*Objective*:
Locate the word "ylabel" in the data below, then copy every line that holds it.

*Record excerpts*:
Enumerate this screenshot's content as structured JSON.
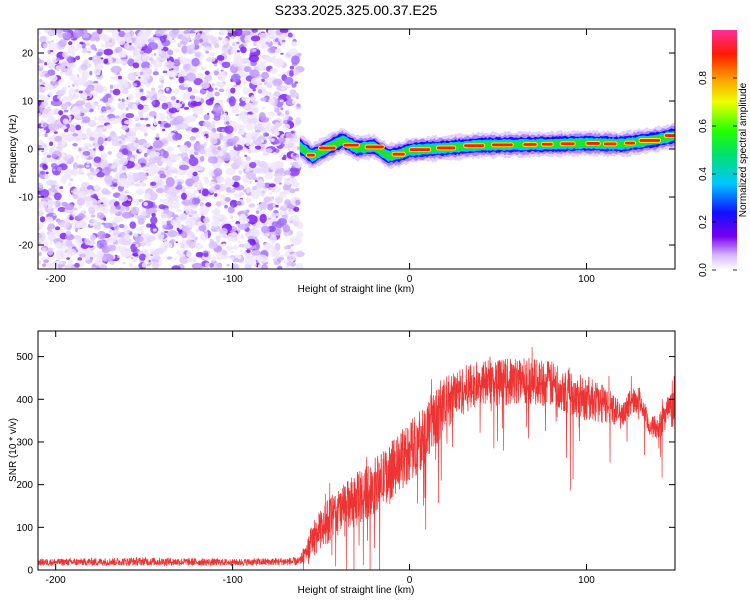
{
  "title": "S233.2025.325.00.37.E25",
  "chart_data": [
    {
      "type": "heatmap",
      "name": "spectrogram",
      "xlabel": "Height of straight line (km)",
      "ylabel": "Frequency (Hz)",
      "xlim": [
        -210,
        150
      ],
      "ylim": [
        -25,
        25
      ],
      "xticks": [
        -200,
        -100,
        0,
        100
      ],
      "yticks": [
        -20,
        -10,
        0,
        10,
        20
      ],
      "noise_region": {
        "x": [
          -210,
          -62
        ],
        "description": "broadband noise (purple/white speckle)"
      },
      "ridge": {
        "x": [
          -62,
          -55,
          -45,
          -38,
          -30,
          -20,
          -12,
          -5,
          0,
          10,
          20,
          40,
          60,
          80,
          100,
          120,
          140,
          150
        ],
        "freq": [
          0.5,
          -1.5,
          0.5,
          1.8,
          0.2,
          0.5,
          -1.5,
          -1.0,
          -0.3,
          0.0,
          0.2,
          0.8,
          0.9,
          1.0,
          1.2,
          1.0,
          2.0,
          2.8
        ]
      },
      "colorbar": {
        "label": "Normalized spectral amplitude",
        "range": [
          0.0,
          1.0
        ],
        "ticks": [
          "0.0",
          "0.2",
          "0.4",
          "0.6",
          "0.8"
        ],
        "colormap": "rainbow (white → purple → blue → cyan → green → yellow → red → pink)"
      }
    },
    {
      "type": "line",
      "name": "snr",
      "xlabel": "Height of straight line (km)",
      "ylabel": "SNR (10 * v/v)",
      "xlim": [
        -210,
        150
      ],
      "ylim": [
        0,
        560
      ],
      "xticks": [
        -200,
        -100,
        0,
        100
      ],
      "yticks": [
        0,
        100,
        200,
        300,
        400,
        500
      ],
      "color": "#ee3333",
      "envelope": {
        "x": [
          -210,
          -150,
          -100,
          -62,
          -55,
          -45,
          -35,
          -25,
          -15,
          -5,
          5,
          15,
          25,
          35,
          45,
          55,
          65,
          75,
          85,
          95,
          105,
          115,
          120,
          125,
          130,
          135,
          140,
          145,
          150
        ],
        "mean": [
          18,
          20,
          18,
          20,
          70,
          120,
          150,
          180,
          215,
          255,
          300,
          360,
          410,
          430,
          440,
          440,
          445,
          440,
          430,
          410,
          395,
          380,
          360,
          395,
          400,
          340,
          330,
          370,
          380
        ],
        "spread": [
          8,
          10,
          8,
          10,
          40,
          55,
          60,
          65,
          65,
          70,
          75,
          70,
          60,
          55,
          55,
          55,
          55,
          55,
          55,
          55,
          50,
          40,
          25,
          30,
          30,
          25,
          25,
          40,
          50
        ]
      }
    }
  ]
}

*Exercise answer*:
      "ylabel": "Frequency (Hz)",
      "ylabel": "SNR (10 * v/v)",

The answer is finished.